Stated task: Copy out each line of the material below that holds the string "tagline".

Recorded information:

>>>

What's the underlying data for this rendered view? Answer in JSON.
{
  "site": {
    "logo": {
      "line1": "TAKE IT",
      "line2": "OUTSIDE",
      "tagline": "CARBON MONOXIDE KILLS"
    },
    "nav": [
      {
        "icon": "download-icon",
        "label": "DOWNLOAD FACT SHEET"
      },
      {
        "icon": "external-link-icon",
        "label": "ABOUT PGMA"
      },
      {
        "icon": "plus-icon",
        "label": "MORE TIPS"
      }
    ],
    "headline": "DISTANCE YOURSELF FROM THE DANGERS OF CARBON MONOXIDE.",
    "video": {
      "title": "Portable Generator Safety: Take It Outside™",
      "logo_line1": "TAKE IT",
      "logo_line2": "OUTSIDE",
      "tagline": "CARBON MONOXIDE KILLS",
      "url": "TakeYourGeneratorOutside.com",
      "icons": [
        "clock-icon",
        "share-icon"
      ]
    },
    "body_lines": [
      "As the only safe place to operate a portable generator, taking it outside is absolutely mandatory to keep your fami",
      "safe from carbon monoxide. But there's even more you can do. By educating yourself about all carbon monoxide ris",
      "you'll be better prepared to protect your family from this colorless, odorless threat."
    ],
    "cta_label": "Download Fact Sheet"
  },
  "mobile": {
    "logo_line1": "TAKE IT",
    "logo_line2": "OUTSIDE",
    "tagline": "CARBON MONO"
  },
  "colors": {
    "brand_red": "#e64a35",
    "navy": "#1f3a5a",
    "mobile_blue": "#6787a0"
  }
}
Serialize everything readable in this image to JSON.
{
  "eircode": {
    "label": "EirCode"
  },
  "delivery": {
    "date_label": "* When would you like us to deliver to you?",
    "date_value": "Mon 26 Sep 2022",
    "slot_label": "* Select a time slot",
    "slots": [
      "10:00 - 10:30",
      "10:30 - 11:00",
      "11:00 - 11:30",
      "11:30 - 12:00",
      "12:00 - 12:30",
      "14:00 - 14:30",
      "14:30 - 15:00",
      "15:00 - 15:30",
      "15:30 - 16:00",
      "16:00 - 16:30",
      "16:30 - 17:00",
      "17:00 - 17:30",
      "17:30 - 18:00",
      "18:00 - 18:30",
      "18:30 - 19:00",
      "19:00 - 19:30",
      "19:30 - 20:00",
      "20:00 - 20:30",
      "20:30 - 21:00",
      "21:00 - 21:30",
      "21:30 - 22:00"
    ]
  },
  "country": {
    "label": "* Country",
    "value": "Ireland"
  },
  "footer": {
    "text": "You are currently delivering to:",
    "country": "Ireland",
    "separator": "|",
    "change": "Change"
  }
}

<<<

Task answer:
      "tagline": "CARBON MONOXIDE KILLS"
      "tagline": "CARBON MONOXIDE KILLS",
    "tagline": "CARBON MONO"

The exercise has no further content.